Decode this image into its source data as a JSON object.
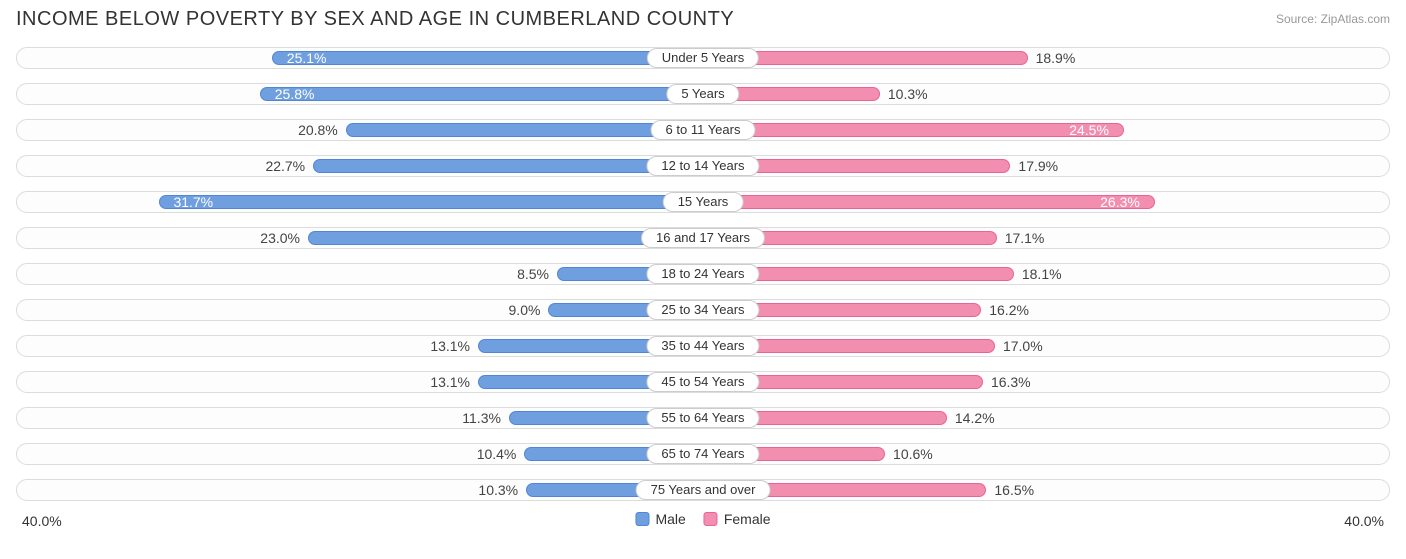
{
  "header": {
    "title": "INCOME BELOW POVERTY BY SEX AND AGE IN CUMBERLAND COUNTY",
    "source": "Source: ZipAtlas.com"
  },
  "chart": {
    "type": "diverging-bar",
    "axis_max": 40.0,
    "axis_label_left": "40.0%",
    "axis_label_right": "40.0%",
    "background_color": "#ffffff",
    "track_border_color": "#dcdcdc",
    "track_bg_color": "#fdfdfd",
    "label_color": "#444444",
    "inside_label_threshold": 24.0,
    "male": {
      "fill": "#6f9fde",
      "border": "#4f86d8",
      "legend_label": "Male"
    },
    "female": {
      "fill": "#f28fb0",
      "border": "#ea6299",
      "legend_label": "Female"
    },
    "rows": [
      {
        "category": "Under 5 Years",
        "male": 25.1,
        "female": 18.9
      },
      {
        "category": "5 Years",
        "male": 25.8,
        "female": 10.3
      },
      {
        "category": "6 to 11 Years",
        "male": 20.8,
        "female": 24.5
      },
      {
        "category": "12 to 14 Years",
        "male": 22.7,
        "female": 17.9
      },
      {
        "category": "15 Years",
        "male": 31.7,
        "female": 26.3
      },
      {
        "category": "16 and 17 Years",
        "male": 23.0,
        "female": 17.1
      },
      {
        "category": "18 to 24 Years",
        "male": 8.5,
        "female": 18.1
      },
      {
        "category": "25 to 34 Years",
        "male": 9.0,
        "female": 16.2
      },
      {
        "category": "35 to 44 Years",
        "male": 13.1,
        "female": 17.0
      },
      {
        "category": "45 to 54 Years",
        "male": 13.1,
        "female": 16.3
      },
      {
        "category": "55 to 64 Years",
        "male": 11.3,
        "female": 14.2
      },
      {
        "category": "65 to 74 Years",
        "male": 10.4,
        "female": 10.6
      },
      {
        "category": "75 Years and over",
        "male": 10.3,
        "female": 16.5
      }
    ]
  }
}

━━━━━━━━━━━━━━━━━━━━

- [Task to carry out]
From the data above, write out everything exactly except the pictures.

- [The answer]
Decode this image into its source data as a JSON object.
{
  "header": {
    "title": "INCOME BELOW POVERTY BY SEX AND AGE IN CUMBERLAND COUNTY",
    "source": "Source: ZipAtlas.com"
  },
  "chart": {
    "type": "diverging-bar",
    "axis_max": 40.0,
    "axis_label_left": "40.0%",
    "axis_label_right": "40.0%",
    "background_color": "#ffffff",
    "track_border_color": "#dcdcdc",
    "track_bg_color": "#fdfdfd",
    "label_color": "#444444",
    "inside_label_threshold": 24.0,
    "male": {
      "fill": "#6f9fde",
      "border": "#4f86d8",
      "legend_label": "Male"
    },
    "female": {
      "fill": "#f28fb0",
      "border": "#ea6299",
      "legend_label": "Female"
    },
    "rows": [
      {
        "category": "Under 5 Years",
        "male": 25.1,
        "female": 18.9
      },
      {
        "category": "5 Years",
        "male": 25.8,
        "female": 10.3
      },
      {
        "category": "6 to 11 Years",
        "male": 20.8,
        "female": 24.5
      },
      {
        "category": "12 to 14 Years",
        "male": 22.7,
        "female": 17.9
      },
      {
        "category": "15 Years",
        "male": 31.7,
        "female": 26.3
      },
      {
        "category": "16 and 17 Years",
        "male": 23.0,
        "female": 17.1
      },
      {
        "category": "18 to 24 Years",
        "male": 8.5,
        "female": 18.1
      },
      {
        "category": "25 to 34 Years",
        "male": 9.0,
        "female": 16.2
      },
      {
        "category": "35 to 44 Years",
        "male": 13.1,
        "female": 17.0
      },
      {
        "category": "45 to 54 Years",
        "male": 13.1,
        "female": 16.3
      },
      {
        "category": "55 to 64 Years",
        "male": 11.3,
        "female": 14.2
      },
      {
        "category": "65 to 74 Years",
        "male": 10.4,
        "female": 10.6
      },
      {
        "category": "75 Years and over",
        "male": 10.3,
        "female": 16.5
      }
    ]
  }
}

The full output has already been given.